▶ [PROBLEM TO SOLVE] Transcribe the material word for word, but without the images.

— start EXTRACTED DATA —

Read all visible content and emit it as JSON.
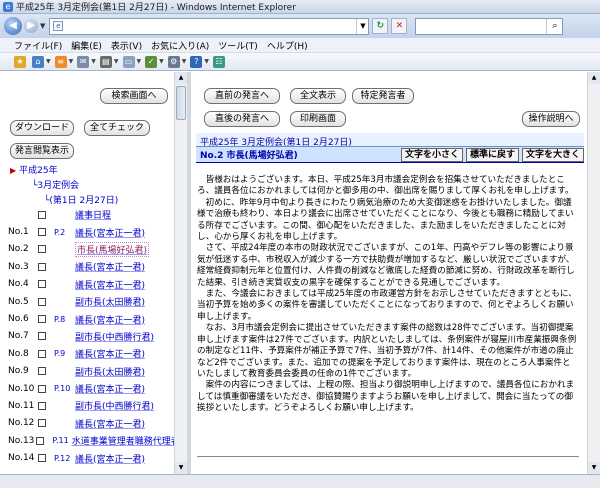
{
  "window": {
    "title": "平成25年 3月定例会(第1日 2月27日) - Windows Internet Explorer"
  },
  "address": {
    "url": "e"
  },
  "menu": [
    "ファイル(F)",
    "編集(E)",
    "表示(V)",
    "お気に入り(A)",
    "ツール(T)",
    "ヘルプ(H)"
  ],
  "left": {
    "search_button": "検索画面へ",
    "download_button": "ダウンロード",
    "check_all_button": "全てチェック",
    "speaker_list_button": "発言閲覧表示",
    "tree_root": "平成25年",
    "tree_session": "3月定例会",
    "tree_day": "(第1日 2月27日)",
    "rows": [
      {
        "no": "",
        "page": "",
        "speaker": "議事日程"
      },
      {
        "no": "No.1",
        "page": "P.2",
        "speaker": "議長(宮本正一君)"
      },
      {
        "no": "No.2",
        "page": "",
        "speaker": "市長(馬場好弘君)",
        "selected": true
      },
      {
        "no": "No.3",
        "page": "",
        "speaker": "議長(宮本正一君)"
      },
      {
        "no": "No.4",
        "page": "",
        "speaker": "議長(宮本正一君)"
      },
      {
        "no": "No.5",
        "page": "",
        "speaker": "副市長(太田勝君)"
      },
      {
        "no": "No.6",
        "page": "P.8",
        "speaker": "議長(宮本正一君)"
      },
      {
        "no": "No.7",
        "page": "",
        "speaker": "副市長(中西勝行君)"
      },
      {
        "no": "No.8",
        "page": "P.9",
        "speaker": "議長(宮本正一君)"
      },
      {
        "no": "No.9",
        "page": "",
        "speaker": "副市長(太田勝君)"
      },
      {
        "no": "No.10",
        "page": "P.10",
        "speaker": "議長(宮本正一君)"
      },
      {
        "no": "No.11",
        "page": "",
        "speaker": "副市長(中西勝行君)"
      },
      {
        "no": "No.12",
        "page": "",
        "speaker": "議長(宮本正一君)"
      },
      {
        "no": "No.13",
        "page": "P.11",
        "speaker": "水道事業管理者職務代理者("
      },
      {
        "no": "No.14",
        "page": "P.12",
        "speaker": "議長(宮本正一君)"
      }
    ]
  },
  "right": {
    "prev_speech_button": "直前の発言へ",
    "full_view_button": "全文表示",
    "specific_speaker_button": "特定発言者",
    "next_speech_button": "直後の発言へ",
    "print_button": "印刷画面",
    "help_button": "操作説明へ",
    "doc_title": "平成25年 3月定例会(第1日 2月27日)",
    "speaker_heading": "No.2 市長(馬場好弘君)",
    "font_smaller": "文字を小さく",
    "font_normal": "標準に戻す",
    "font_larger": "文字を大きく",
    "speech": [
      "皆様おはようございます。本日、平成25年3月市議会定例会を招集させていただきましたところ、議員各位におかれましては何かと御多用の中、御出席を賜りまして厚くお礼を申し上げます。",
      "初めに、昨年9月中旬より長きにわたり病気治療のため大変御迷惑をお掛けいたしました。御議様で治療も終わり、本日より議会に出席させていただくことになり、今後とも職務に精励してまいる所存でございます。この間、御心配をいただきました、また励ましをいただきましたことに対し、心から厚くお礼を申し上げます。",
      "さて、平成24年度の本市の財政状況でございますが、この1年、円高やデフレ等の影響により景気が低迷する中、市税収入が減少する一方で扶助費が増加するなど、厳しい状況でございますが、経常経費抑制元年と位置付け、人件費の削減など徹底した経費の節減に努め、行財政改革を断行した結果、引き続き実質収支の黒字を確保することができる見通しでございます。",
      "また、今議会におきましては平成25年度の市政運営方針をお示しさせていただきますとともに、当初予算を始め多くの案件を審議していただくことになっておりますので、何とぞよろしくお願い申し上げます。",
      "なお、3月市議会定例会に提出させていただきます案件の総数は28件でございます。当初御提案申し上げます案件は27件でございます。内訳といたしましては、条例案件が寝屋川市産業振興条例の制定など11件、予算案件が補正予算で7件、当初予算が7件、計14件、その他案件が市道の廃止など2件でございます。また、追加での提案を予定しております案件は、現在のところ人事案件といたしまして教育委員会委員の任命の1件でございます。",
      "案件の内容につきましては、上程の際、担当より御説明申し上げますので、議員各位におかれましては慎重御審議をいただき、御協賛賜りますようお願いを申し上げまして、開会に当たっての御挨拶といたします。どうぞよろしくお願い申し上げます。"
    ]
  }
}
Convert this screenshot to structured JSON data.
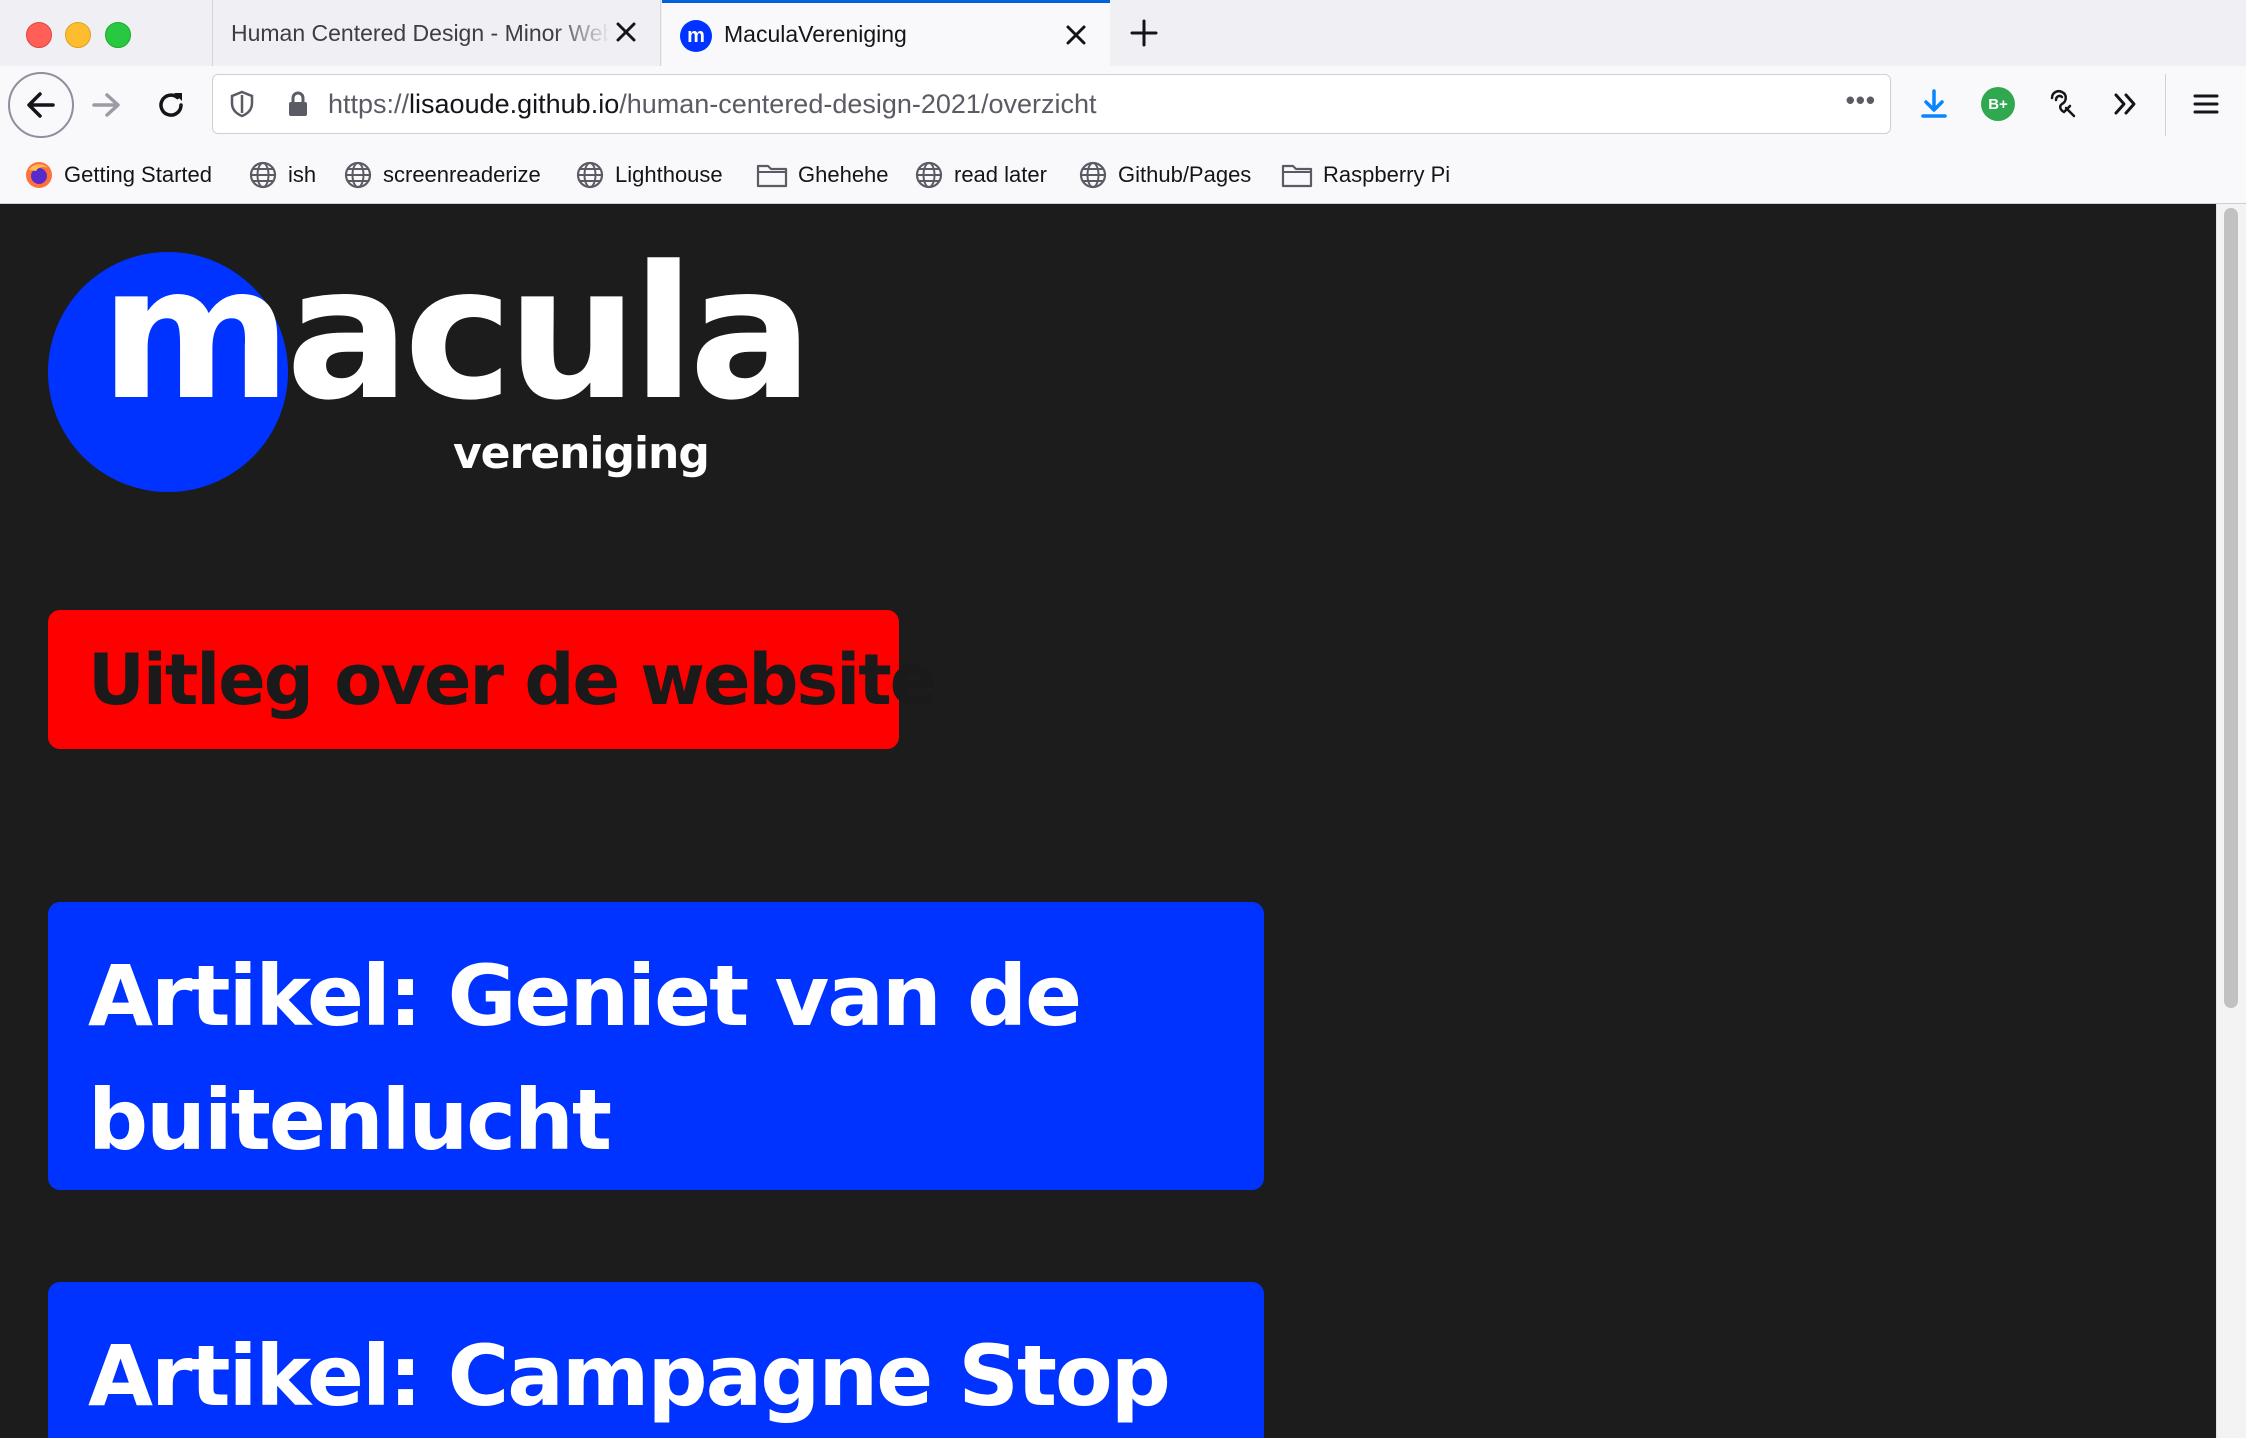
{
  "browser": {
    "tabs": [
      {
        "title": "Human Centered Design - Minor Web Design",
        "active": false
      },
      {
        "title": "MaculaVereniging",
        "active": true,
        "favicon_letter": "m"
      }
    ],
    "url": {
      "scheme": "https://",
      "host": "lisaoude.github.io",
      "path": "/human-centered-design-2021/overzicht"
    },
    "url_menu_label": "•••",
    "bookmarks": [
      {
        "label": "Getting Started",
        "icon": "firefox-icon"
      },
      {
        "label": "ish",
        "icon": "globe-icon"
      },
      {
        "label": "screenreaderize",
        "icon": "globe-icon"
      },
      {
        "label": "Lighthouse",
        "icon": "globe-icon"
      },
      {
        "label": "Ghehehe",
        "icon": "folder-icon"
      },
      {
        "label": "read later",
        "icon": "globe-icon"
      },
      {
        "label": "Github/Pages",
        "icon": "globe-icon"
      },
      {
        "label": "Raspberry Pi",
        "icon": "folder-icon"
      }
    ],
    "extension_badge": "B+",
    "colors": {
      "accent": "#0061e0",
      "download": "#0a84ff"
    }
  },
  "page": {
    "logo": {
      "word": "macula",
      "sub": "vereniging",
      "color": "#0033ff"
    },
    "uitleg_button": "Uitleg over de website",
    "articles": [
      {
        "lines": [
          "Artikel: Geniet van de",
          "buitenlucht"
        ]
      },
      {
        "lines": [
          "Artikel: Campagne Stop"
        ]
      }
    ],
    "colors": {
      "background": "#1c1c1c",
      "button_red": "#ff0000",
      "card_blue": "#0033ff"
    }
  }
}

— end EXTRACTED DATA —

▶ [OUTPUT OF THE TASK]
Read all visible content and emit it as JSON.
{
  "window": {
    "title": "平成25年 3月定例会(第1日 2月27日) - Windows Internet Explorer"
  },
  "address": {
    "url": "e"
  },
  "menu": [
    "ファイル(F)",
    "編集(E)",
    "表示(V)",
    "お気に入り(A)",
    "ツール(T)",
    "ヘルプ(H)"
  ],
  "left": {
    "search_button": "検索画面へ",
    "download_button": "ダウンロード",
    "check_all_button": "全てチェック",
    "speaker_list_button": "発言閲覧表示",
    "tree_root": "平成25年",
    "tree_session": "3月定例会",
    "tree_day": "(第1日 2月27日)",
    "rows": [
      {
        "no": "",
        "page": "",
        "speaker": "議事日程"
      },
      {
        "no": "No.1",
        "page": "P.2",
        "speaker": "議長(宮本正一君)"
      },
      {
        "no": "No.2",
        "page": "",
        "speaker": "市長(馬場好弘君)",
        "selected": true
      },
      {
        "no": "No.3",
        "page": "",
        "speaker": "議長(宮本正一君)"
      },
      {
        "no": "No.4",
        "page": "",
        "speaker": "議長(宮本正一君)"
      },
      {
        "no": "No.5",
        "page": "",
        "speaker": "副市長(太田勝君)"
      },
      {
        "no": "No.6",
        "page": "P.8",
        "speaker": "議長(宮本正一君)"
      },
      {
        "no": "No.7",
        "page": "",
        "speaker": "副市長(中西勝行君)"
      },
      {
        "no": "No.8",
        "page": "P.9",
        "speaker": "議長(宮本正一君)"
      },
      {
        "no": "No.9",
        "page": "",
        "speaker": "副市長(太田勝君)"
      },
      {
        "no": "No.10",
        "page": "P.10",
        "speaker": "議長(宮本正一君)"
      },
      {
        "no": "No.11",
        "page": "",
        "speaker": "副市長(中西勝行君)"
      },
      {
        "no": "No.12",
        "page": "",
        "speaker": "議長(宮本正一君)"
      },
      {
        "no": "No.13",
        "page": "P.11",
        "speaker": "水道事業管理者職務代理者("
      },
      {
        "no": "No.14",
        "page": "P.12",
        "speaker": "議長(宮本正一君)"
      }
    ]
  },
  "right": {
    "prev_speech_button": "直前の発言へ",
    "full_view_button": "全文表示",
    "specific_speaker_button": "特定発言者",
    "next_speech_button": "直後の発言へ",
    "print_button": "印刷画面",
    "help_button": "操作説明へ",
    "doc_title": "平成25年 3月定例会(第1日 2月27日)",
    "speaker_heading": "No.2 市長(馬場好弘君)",
    "font_smaller": "文字を小さく",
    "font_normal": "標準に戻す",
    "font_larger": "文字を大きく",
    "speech": [
      "皆様おはようございます。本日、平成25年3月市議会定例会を招集させていただきましたところ、議員各位におかれましては何かと御多用の中、御出席を賜りまして厚くお礼を申し上げます。",
      "初めに、昨年9月中旬より長きにわたり病気治療のため大変御迷惑をお掛けいたしました。御議様で治療も終わり、本日より議会に出席させていただくことになり、今後とも職務に精励してまいる所存でございます。この間、御心配をいただきました、また励ましをいただきましたことに対し、心から厚くお礼を申し上げます。",
      "さて、平成24年度の本市の財政状況でございますが、この1年、円高やデフレ等の影響により景気が低迷する中、市税収入が減少する一方で扶助費が増加するなど、厳しい状況でございますが、経常経費抑制元年と位置付け、人件費の削減など徹底した経費の節減に努め、行財政改革を断行した結果、引き続き実質収支の黒字を確保することができる見通しでございます。",
      "また、今議会におきましては平成25年度の市政運営方針をお示しさせていただきますとともに、当初予算を始め多くの案件を審議していただくことになっておりますので、何とぞよろしくお願い申し上げます。",
      "なお、3月市議会定例会に提出させていただきます案件の総数は28件でございます。当初御提案申し上げます案件は27件でございます。内訳といたしましては、条例案件が寝屋川市産業振興条例の制定など11件、予算案件が補正予算で7件、当初予算が7件、計14件、その他案件が市道の廃止など2件でございます。また、追加での提案を予定しております案件は、現在のところ人事案件といたしまして教育委員会委員の任命の1件でございます。",
      "案件の内容につきましては、上程の際、担当より御説明申し上げますので、議員各位におかれましては慎重御審議をいただき、御協賛賜りますようお願いを申し上げまして、開会に当たっての御挨拶といたします。どうぞよろしくお願い申し上げます。"
    ]
  }
}
Convert this screenshot to structured JSON data.
{
  "browser": {
    "tabs": [
      {
        "title": "Human Centered Design - Minor Web Design",
        "active": false
      },
      {
        "title": "MaculaVereniging",
        "active": true,
        "favicon_letter": "m"
      }
    ],
    "url": {
      "scheme": "https://",
      "host": "lisaoude.github.io",
      "path": "/human-centered-design-2021/overzicht"
    },
    "url_menu_label": "•••",
    "bookmarks": [
      {
        "label": "Getting Started",
        "icon": "firefox-icon"
      },
      {
        "label": "ish",
        "icon": "globe-icon"
      },
      {
        "label": "screenreaderize",
        "icon": "globe-icon"
      },
      {
        "label": "Lighthouse",
        "icon": "globe-icon"
      },
      {
        "label": "Ghehehe",
        "icon": "folder-icon"
      },
      {
        "label": "read later",
        "icon": "globe-icon"
      },
      {
        "label": "Github/Pages",
        "icon": "globe-icon"
      },
      {
        "label": "Raspberry Pi",
        "icon": "folder-icon"
      }
    ],
    "extension_badge": "B+",
    "colors": {
      "accent": "#0061e0",
      "download": "#0a84ff"
    }
  },
  "page": {
    "logo": {
      "word": "macula",
      "sub": "vereniging",
      "color": "#0033ff"
    },
    "uitleg_button": "Uitleg over de website",
    "articles": [
      {
        "lines": [
          "Artikel: Geniet van de",
          "buitenlucht"
        ]
      },
      {
        "lines": [
          "Artikel: Campagne Stop"
        ]
      }
    ],
    "colors": {
      "background": "#1c1c1c",
      "button_red": "#ff0000",
      "card_blue": "#0033ff"
    }
  }
}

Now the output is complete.